>> BEGIN
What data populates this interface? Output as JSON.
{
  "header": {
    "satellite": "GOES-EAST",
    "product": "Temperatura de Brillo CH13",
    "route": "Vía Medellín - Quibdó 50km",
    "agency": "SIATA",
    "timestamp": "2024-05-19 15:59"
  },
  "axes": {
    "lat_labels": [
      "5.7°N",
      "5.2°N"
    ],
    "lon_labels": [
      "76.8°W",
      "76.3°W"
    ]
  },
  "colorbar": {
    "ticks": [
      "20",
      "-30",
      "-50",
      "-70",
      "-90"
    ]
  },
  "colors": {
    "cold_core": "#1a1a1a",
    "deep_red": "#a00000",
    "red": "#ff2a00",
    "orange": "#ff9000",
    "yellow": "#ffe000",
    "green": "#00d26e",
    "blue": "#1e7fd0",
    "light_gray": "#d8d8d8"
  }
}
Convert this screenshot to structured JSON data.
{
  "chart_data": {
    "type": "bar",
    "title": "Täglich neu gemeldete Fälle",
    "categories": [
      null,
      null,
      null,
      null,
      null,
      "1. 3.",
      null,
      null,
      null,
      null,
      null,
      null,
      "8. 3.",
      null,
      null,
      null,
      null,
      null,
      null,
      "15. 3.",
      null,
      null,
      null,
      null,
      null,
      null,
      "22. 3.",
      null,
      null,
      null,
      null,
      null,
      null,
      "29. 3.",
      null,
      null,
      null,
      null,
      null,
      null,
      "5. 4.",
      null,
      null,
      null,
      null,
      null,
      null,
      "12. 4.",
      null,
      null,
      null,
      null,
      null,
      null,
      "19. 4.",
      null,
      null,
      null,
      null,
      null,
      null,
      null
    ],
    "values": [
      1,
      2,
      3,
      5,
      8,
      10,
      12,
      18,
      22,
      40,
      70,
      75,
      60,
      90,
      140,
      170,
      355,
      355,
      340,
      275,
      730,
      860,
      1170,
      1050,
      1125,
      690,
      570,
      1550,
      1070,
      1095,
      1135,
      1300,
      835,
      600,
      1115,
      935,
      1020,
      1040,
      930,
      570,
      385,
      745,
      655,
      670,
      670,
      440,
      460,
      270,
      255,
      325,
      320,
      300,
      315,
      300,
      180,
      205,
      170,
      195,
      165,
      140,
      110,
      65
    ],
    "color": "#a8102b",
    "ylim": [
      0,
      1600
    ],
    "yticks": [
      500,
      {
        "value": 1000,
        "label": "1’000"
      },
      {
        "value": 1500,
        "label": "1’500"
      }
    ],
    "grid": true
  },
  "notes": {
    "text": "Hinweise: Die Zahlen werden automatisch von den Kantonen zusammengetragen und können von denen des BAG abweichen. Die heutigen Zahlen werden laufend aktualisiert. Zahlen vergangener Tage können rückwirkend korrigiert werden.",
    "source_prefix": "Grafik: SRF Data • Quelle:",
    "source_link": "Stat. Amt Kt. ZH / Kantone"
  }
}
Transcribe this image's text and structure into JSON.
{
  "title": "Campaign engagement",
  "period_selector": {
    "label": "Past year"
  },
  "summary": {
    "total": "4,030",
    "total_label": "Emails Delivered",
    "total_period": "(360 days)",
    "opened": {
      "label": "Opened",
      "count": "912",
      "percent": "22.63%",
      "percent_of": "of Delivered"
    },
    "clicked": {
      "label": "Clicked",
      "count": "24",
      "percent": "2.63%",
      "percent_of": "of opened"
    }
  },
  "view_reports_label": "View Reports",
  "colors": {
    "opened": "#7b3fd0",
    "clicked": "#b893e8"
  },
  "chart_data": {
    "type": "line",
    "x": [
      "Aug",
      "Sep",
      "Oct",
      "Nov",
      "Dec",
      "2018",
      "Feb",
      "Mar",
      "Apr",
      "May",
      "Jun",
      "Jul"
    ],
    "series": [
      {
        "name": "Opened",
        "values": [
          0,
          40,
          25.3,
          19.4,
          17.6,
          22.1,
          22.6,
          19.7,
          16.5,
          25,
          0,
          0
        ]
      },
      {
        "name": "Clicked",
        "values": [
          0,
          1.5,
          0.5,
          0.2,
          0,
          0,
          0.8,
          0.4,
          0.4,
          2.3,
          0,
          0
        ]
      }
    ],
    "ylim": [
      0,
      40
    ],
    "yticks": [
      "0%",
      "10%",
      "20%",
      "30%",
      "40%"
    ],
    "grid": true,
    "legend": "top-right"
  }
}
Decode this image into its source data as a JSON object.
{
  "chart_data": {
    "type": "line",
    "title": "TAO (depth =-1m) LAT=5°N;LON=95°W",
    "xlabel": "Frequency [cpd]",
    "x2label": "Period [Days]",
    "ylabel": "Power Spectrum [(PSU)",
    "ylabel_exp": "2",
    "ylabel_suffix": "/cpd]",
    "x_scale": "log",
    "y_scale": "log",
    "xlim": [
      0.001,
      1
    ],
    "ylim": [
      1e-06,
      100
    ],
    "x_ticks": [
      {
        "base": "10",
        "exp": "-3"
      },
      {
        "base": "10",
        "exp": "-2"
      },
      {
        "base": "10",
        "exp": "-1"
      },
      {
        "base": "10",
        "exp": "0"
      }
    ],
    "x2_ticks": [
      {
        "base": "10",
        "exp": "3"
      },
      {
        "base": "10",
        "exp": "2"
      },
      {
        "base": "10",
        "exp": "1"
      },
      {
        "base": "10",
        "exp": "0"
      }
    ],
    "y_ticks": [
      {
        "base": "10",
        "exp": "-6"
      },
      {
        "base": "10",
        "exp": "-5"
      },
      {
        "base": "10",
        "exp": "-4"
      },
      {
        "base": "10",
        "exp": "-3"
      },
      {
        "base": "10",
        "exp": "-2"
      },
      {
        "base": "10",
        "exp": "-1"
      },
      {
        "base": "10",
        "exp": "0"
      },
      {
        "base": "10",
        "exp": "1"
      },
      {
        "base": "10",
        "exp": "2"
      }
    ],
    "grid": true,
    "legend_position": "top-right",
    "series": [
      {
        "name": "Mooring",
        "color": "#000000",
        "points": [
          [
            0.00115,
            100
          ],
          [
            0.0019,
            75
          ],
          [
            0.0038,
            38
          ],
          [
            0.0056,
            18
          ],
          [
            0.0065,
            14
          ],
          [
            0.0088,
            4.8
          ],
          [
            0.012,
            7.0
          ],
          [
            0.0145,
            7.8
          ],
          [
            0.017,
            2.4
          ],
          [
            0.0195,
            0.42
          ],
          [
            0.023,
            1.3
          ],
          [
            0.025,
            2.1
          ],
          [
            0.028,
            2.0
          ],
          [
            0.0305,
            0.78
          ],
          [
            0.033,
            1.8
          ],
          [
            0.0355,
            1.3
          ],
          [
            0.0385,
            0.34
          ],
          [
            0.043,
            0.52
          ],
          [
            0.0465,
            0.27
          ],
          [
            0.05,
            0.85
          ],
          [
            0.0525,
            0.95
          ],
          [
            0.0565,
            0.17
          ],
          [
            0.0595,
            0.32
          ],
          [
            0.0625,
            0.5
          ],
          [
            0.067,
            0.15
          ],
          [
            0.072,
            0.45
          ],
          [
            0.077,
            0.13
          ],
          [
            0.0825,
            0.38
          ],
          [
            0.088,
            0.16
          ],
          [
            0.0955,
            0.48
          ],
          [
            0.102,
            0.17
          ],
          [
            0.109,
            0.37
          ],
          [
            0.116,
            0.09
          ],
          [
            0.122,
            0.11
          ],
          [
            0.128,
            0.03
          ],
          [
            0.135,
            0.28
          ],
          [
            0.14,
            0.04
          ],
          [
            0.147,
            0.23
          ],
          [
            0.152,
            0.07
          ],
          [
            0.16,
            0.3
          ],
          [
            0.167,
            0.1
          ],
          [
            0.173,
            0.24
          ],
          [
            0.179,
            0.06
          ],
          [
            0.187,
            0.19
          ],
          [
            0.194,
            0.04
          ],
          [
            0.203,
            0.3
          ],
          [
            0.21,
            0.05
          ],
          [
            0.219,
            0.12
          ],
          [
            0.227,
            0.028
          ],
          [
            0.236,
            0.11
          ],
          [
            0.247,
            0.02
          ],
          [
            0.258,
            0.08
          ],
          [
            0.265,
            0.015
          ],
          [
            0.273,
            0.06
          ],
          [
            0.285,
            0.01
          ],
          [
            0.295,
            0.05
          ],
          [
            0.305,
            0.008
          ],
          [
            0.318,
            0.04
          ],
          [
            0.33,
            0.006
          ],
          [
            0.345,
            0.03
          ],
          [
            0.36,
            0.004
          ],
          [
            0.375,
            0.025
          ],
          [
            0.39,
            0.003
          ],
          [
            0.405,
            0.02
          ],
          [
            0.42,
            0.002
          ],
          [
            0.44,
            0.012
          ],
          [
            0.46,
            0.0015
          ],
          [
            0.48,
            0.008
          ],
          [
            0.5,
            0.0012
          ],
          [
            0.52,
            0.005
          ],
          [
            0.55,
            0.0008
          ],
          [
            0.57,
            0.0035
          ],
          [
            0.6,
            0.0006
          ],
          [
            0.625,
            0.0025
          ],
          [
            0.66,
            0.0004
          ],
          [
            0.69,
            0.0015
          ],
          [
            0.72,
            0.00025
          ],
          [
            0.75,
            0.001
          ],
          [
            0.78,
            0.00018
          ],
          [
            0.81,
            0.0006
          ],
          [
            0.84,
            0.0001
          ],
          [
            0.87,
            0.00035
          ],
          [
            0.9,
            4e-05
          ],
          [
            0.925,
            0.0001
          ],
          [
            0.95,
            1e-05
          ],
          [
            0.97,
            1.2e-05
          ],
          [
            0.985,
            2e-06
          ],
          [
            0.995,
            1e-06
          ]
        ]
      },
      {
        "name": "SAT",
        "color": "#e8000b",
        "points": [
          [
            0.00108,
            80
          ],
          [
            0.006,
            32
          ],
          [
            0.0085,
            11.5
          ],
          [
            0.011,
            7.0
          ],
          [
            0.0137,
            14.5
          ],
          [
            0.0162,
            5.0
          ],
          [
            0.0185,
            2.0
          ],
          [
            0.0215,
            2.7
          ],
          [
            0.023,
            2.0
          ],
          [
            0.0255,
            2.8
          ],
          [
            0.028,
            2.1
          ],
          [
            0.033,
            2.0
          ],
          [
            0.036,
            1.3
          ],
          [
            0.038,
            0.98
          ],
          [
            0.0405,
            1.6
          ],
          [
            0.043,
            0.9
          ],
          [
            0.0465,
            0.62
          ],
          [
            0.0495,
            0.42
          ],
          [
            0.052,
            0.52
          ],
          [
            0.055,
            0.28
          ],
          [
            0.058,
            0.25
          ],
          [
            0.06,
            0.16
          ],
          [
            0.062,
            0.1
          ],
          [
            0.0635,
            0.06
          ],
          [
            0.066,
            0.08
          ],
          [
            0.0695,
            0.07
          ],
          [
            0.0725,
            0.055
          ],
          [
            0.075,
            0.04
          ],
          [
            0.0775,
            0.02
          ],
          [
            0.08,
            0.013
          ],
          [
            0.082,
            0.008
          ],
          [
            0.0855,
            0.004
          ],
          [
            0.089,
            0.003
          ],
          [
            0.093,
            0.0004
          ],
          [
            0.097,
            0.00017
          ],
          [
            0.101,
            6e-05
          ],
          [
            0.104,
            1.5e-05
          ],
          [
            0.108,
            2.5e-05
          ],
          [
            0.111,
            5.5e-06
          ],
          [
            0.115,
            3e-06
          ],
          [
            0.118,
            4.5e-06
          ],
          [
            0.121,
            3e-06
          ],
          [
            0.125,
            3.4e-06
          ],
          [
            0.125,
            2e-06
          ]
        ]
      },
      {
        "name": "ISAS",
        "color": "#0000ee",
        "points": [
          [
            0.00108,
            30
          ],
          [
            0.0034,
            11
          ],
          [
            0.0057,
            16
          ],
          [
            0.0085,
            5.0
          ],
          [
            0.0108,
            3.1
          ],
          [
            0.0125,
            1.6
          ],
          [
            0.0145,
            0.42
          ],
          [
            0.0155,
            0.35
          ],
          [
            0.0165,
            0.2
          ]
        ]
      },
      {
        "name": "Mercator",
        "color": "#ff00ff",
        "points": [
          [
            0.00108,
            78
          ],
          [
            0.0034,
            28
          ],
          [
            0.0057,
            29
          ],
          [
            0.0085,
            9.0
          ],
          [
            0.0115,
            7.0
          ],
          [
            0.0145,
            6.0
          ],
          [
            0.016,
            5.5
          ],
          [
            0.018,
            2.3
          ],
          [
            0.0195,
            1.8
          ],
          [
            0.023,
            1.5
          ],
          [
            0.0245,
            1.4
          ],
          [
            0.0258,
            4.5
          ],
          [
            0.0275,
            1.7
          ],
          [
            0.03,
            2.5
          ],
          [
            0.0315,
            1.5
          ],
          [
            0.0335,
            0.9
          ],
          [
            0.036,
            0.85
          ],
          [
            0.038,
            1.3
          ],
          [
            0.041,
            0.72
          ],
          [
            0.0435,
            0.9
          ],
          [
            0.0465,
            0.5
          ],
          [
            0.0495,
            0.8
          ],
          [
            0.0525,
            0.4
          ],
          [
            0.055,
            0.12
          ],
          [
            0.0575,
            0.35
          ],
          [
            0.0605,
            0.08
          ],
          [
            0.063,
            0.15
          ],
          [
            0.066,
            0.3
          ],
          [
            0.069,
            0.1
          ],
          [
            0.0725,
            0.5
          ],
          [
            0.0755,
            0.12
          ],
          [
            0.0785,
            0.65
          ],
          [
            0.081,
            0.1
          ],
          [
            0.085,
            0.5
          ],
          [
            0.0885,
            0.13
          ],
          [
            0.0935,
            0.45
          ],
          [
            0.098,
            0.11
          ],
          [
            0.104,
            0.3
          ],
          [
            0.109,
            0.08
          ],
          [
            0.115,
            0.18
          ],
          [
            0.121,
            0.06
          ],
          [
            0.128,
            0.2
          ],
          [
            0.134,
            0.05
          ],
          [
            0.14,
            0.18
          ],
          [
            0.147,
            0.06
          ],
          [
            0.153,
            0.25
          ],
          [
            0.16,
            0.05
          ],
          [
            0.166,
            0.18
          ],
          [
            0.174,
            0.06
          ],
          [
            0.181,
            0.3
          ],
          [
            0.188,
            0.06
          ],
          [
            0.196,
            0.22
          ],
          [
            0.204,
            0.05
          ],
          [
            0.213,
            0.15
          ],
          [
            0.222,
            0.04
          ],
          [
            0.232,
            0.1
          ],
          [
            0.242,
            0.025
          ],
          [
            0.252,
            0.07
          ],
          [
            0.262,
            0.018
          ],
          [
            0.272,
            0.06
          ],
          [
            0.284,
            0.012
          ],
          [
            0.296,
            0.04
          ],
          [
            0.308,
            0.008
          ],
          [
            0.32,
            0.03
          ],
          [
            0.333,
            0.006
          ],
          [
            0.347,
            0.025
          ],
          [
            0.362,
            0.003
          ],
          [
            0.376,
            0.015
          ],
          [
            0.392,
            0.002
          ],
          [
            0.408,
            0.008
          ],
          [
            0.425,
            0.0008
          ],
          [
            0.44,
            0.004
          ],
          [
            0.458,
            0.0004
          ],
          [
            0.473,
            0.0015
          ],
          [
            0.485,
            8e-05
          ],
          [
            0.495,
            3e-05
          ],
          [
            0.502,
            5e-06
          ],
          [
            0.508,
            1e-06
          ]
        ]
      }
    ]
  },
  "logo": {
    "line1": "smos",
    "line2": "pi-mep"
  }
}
>> END
▸ **Stated problem**
Copy each line above where the string "into" occurs.

▸ **Complete output**
Transcribe this image's text and structure into JSON.
Decode this image into its source data as a JSON object.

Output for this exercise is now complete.